WHAT YOU WILL DO: Pick out the lines below with "moisture" and list them.

##### MATERIAL FOR THIS EXERCISE #####

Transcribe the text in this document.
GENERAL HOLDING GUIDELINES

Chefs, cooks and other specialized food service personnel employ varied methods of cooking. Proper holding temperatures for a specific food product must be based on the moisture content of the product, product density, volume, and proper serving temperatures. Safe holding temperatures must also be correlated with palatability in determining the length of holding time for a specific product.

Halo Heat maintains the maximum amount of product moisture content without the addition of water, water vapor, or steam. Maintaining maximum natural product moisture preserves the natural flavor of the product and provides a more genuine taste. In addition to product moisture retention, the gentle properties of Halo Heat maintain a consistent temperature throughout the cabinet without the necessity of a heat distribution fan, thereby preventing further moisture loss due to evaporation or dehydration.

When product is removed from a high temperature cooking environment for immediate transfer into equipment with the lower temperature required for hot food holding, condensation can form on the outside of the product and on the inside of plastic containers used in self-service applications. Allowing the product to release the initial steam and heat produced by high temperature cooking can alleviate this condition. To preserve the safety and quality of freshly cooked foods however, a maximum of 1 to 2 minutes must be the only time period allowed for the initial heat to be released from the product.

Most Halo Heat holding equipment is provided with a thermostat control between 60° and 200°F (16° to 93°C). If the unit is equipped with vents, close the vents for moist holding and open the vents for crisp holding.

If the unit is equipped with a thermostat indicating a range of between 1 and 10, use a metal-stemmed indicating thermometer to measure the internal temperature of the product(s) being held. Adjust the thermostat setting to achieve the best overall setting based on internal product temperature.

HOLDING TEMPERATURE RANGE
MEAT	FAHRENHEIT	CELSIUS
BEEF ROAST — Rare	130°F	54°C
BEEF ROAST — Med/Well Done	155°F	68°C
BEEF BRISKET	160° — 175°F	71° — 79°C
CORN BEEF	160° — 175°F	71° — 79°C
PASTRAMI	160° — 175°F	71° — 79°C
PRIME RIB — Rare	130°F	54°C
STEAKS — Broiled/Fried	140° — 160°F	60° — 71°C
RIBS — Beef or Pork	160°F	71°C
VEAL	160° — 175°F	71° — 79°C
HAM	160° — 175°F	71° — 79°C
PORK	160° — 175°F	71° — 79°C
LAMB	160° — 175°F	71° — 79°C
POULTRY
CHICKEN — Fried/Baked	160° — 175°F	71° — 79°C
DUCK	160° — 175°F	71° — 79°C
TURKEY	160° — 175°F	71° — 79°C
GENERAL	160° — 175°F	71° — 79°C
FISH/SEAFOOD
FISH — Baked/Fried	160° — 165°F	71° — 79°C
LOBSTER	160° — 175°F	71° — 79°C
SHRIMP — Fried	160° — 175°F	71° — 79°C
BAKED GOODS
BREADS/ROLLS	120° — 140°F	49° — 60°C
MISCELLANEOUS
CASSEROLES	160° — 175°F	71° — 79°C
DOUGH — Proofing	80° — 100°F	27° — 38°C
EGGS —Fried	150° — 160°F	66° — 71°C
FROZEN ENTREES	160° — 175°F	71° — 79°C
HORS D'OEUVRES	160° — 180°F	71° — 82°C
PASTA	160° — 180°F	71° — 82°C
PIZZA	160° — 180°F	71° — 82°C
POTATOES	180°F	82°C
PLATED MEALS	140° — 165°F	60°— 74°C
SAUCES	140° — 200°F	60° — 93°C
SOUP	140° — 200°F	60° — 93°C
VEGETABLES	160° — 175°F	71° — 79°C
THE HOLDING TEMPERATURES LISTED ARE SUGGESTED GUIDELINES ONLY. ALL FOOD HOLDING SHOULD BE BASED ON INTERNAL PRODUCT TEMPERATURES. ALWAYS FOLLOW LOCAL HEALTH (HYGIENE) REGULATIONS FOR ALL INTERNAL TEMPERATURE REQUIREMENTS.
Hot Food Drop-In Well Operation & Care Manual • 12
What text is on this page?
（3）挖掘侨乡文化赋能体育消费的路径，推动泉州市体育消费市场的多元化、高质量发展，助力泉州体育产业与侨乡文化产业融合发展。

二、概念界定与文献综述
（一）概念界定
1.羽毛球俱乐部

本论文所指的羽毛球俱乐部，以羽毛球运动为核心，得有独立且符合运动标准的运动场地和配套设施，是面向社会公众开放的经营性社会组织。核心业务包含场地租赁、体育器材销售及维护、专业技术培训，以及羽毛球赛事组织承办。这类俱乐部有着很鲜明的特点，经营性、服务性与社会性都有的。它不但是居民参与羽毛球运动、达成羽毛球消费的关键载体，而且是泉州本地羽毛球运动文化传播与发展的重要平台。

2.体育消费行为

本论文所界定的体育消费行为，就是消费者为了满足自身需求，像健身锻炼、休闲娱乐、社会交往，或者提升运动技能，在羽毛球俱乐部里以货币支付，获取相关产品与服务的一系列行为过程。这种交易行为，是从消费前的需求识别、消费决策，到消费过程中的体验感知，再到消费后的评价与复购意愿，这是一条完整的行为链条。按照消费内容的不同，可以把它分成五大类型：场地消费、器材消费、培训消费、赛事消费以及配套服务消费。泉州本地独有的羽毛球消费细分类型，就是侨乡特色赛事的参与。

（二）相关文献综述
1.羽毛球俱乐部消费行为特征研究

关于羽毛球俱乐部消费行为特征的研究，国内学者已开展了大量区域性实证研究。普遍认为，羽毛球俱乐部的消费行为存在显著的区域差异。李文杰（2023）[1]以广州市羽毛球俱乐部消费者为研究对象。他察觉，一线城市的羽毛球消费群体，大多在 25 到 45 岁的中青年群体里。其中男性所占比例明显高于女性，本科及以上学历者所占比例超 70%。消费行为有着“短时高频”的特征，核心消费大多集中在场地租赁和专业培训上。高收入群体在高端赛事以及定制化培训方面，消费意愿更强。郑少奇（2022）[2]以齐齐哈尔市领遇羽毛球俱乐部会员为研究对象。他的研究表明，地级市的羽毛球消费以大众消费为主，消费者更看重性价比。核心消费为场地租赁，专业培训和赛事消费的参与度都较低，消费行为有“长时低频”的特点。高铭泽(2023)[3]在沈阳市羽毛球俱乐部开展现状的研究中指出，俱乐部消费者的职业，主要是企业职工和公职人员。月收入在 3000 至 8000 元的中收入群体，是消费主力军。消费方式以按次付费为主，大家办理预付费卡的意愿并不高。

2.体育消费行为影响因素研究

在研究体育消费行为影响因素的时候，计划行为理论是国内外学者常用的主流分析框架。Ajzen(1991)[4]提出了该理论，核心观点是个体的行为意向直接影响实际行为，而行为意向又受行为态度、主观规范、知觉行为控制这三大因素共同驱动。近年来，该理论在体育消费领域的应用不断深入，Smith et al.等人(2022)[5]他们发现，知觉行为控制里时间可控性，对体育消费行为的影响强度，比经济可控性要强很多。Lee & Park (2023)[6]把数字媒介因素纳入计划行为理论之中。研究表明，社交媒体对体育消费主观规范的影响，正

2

#####

FULL SOLUTION:
Chefs, cooks and other specialized food service personnel employ varied methods of cooking. Proper holding temperatures for a specific food product must be based on the moisture content of the product, product density, volume, and proper serving temperatures. Safe holding temperatures must also be correlated with palatability in determining the length of holding time for a specific product.
Halo Heat maintains the maximum amount of product moisture content without the addition of water, water vapor, or steam. Maintaining maximum natural product moisture preserves the natural flavor of the product and provides a more genuine taste. In addition to product moisture retention, the gentle properties of Halo Heat maintain a consistent temperature throughout the cabinet without the necessity of a heat distribution fan, thereby preventing further moisture loss due to evaporation or dehydration.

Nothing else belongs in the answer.